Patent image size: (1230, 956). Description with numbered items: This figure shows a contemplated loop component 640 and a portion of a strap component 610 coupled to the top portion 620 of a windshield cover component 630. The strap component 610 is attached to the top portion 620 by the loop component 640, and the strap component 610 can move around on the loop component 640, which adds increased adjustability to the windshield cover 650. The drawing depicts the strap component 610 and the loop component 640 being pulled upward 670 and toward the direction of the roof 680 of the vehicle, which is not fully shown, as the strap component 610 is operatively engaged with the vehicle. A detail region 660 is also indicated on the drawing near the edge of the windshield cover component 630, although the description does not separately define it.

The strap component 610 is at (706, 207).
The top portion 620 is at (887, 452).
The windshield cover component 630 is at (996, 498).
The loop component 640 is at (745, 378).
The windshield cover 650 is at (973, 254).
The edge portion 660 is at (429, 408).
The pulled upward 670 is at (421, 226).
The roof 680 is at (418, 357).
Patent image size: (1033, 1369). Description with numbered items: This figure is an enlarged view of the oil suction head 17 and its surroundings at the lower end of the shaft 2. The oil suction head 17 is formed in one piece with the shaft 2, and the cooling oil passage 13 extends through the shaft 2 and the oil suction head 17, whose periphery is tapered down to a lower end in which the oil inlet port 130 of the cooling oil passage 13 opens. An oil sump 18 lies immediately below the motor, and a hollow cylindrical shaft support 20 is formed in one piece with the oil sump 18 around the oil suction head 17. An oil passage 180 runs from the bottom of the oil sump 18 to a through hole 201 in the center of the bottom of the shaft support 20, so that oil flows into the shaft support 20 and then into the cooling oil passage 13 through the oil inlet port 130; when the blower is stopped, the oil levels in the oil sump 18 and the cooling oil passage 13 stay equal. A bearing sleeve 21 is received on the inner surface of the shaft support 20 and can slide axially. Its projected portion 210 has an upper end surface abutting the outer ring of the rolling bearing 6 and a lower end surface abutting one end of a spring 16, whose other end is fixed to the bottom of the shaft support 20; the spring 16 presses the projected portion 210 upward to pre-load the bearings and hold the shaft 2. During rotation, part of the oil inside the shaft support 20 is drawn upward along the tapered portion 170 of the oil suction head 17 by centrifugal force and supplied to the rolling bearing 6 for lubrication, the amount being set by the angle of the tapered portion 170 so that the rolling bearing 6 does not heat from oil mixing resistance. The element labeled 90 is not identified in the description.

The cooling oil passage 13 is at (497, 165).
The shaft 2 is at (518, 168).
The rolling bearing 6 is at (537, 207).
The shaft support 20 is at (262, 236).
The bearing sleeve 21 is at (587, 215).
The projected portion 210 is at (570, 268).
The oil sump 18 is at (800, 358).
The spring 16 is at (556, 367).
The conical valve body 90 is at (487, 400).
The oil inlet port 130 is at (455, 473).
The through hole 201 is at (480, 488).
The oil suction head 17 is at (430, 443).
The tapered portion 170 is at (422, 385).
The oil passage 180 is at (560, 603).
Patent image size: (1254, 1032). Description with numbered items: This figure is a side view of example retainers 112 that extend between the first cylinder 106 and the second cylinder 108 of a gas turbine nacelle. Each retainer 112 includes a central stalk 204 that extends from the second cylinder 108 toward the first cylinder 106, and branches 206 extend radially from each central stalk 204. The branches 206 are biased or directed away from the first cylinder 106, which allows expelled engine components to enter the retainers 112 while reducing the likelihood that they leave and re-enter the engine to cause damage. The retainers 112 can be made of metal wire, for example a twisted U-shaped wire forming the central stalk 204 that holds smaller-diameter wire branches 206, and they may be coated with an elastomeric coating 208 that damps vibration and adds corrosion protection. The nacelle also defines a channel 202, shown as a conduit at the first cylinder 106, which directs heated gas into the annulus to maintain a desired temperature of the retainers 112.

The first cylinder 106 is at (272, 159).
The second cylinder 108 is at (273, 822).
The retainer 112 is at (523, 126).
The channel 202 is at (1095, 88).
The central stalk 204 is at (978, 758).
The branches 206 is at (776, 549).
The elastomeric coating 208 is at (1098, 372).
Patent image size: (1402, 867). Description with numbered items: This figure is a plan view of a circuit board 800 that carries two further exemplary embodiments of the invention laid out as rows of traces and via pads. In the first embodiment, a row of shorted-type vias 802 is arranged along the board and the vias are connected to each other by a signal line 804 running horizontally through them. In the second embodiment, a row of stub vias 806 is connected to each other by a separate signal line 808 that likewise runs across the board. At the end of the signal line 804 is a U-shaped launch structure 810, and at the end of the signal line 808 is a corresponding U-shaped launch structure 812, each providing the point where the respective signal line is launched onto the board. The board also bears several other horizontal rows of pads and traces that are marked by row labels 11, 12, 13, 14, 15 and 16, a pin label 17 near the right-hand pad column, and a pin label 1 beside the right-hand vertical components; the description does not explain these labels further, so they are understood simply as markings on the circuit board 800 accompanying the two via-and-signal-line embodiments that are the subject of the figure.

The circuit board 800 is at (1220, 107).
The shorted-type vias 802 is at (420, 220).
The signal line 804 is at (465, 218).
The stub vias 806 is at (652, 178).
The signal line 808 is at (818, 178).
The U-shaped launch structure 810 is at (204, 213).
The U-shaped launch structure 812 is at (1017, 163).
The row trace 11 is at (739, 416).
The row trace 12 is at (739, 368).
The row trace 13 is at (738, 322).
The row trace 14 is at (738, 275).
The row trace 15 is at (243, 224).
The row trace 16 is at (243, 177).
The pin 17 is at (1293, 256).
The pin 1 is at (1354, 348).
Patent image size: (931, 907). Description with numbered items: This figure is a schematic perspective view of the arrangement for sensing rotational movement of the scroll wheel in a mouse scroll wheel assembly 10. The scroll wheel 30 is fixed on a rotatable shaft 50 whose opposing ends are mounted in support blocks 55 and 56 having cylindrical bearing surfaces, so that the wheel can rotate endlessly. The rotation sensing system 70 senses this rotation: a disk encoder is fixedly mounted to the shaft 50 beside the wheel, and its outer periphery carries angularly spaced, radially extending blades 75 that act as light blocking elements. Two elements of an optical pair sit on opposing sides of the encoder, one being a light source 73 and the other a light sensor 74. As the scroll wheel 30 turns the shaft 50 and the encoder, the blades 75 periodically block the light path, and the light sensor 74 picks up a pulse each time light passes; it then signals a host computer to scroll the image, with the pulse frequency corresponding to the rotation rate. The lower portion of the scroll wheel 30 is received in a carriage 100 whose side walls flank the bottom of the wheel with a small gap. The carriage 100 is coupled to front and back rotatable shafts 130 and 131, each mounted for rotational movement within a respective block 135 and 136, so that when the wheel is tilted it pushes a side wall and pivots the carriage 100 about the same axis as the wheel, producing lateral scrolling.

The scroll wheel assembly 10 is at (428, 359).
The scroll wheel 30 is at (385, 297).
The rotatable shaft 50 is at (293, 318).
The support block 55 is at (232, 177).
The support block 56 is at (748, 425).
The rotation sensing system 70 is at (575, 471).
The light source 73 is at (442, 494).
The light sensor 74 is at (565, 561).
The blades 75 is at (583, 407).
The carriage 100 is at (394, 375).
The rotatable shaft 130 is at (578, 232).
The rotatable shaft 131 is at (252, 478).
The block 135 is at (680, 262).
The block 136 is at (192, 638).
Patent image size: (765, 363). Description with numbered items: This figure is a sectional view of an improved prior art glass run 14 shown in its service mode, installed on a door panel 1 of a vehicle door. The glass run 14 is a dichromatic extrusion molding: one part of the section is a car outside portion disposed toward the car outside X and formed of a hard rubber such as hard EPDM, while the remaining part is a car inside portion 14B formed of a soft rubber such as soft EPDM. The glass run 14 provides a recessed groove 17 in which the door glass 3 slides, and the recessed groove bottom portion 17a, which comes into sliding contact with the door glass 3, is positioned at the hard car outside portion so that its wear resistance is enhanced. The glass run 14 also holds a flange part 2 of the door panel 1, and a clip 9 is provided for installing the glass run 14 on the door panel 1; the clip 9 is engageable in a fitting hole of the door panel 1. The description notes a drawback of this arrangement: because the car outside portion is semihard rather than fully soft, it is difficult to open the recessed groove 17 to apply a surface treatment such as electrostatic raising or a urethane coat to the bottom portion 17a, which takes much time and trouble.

+---+

Rewrite the records from the start through the line containing "The pulled upward 670 is at (421, 226).", replacing "contemplated" with "proposed" and leaving everything else unchanged.

Patent image size: (1230, 956). Description with numbered items: This figure shows a proposed loop component 640 and a portion of a strap component 610 coupled to the top portion 620 of a windshield cover component 630. The strap component 610 is attached to the top portion 620 by the loop component 640, and the strap component 610 can move around on the loop component 640, which adds increased adjustability to the windshield cover 650. The drawing depicts the strap component 610 and the loop component 640 being pulled upward 670 and toward the direction of the roof 680 of the vehicle, which is not fully shown, as the strap component 610 is operatively engaged with the vehicle. A detail region 660 is also indicated on the drawing near the edge of the windshield cover component 630, although the description does not separately define it.

The strap component 610 is at (706, 207).
The top portion 620 is at (887, 452).
The windshield cover component 630 is at (996, 498).
The loop component 640 is at (745, 378).
The windshield cover 650 is at (973, 254).
The edge portion 660 is at (429, 408).
The pulled upward 670 is at (421, 226).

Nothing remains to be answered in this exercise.